**Data entries:**

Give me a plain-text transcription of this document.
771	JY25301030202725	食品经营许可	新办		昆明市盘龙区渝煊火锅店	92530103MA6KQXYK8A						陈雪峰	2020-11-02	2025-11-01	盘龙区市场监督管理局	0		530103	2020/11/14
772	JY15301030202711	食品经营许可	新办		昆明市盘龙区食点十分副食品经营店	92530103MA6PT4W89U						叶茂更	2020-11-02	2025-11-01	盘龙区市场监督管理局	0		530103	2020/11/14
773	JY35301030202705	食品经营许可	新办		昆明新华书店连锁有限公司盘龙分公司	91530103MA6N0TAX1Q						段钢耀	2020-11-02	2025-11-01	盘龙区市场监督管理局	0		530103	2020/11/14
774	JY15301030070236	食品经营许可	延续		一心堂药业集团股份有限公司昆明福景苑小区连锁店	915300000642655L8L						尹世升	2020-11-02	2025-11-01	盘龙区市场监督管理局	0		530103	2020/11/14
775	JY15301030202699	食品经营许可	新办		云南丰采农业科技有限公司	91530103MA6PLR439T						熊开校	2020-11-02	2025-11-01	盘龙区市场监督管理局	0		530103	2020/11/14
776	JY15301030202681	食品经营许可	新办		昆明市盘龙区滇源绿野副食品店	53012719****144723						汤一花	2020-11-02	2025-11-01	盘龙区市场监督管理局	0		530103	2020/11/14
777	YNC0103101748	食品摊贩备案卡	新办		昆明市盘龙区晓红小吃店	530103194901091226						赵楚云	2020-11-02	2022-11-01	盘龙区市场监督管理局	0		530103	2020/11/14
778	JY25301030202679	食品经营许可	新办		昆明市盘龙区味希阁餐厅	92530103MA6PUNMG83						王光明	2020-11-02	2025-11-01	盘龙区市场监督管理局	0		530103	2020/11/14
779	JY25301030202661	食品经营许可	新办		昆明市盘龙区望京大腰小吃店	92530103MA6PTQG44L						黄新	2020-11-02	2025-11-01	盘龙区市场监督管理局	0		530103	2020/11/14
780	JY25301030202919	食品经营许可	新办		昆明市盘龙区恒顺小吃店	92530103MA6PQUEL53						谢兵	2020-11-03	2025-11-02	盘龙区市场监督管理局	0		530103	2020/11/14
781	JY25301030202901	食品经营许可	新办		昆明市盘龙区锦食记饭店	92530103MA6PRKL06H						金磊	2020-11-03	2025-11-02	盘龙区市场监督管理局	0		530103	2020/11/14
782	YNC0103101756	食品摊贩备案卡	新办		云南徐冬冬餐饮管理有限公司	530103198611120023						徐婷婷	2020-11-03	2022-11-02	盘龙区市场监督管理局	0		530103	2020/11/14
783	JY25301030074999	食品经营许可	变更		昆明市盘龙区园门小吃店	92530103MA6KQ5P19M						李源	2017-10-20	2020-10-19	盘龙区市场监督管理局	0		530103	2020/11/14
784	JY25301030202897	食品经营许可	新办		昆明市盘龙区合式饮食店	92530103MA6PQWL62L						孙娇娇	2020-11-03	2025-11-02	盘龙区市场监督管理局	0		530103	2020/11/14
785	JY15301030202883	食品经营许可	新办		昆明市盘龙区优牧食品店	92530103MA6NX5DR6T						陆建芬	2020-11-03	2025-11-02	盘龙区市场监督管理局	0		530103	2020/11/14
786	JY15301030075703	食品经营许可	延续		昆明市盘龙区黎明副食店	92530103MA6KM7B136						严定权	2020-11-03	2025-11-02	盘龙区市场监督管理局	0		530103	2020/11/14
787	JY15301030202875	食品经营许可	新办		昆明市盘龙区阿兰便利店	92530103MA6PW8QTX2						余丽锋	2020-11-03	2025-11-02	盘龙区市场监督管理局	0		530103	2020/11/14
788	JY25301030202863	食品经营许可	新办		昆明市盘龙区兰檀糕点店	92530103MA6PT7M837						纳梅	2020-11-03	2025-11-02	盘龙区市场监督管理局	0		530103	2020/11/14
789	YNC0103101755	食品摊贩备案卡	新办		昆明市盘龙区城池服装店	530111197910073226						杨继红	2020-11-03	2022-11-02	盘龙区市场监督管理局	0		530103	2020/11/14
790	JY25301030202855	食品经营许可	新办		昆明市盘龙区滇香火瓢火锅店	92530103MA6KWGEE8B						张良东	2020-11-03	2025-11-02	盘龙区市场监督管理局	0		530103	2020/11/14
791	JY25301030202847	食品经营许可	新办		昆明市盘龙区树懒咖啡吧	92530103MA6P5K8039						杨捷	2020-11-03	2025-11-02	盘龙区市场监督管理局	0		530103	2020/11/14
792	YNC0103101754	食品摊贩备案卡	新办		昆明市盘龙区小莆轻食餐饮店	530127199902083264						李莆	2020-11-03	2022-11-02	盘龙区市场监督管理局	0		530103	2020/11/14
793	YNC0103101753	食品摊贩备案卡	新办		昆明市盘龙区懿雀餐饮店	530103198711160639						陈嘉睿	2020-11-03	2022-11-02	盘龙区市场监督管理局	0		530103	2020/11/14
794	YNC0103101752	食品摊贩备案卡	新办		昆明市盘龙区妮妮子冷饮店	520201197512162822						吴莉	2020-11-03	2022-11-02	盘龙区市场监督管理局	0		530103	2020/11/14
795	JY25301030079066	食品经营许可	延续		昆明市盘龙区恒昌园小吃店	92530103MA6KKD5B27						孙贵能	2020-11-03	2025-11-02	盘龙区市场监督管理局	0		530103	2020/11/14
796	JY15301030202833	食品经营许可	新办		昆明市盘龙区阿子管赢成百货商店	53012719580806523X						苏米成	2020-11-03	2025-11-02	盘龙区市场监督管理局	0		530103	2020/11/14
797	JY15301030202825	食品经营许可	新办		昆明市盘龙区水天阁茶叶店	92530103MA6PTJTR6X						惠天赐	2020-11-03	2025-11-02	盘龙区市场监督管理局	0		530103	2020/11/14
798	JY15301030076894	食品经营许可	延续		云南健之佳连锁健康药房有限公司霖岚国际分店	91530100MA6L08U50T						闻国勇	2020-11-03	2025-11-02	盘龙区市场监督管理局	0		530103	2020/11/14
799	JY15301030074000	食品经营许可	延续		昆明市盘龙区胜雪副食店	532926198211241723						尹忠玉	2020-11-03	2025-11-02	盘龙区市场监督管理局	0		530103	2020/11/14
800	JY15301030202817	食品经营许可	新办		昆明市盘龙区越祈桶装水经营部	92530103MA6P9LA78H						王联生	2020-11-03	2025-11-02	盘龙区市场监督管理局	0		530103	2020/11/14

**Stated exercise:** Copy all lines from the entries that contain the word "食品摊贩备案卡".

**Solution to this task:**
777	YNC0103101748	食品摊贩备案卡	新办		昆明市盘龙区晓红小吃店	530103194901091226						赵楚云	2020-11-02	2022-11-01	盘龙区市场监督管理局	0		530103	2020/11/14
782	YNC0103101756	食品摊贩备案卡	新办		云南徐冬冬餐饮管理有限公司	530103198611120023						徐婷婷	2020-11-03	2022-11-02	盘龙区市场监督管理局	0		530103	2020/11/14
789	YNC0103101755	食品摊贩备案卡	新办		昆明市盘龙区城池服装店	530111197910073226						杨继红	2020-11-03	2022-11-02	盘龙区市场监督管理局	0		530103	2020/11/14
792	YNC0103101754	食品摊贩备案卡	新办		昆明市盘龙区小莆轻食餐饮店	530127199902083264						李莆	2020-11-03	2022-11-02	盘龙区市场监督管理局	0		530103	2020/11/14
793	YNC0103101753	食品摊贩备案卡	新办		昆明市盘龙区懿雀餐饮店	530103198711160639						陈嘉睿	2020-11-03	2022-11-02	盘龙区市场监督管理局	0		530103	2020/11/14
794	YNC0103101752	食品摊贩备案卡	新办		昆明市盘龙区妮妮子冷饮店	520201197512162822						吴莉	2020-11-03	2022-11-02	盘龙区市场监督管理局	0		530103	2020/11/14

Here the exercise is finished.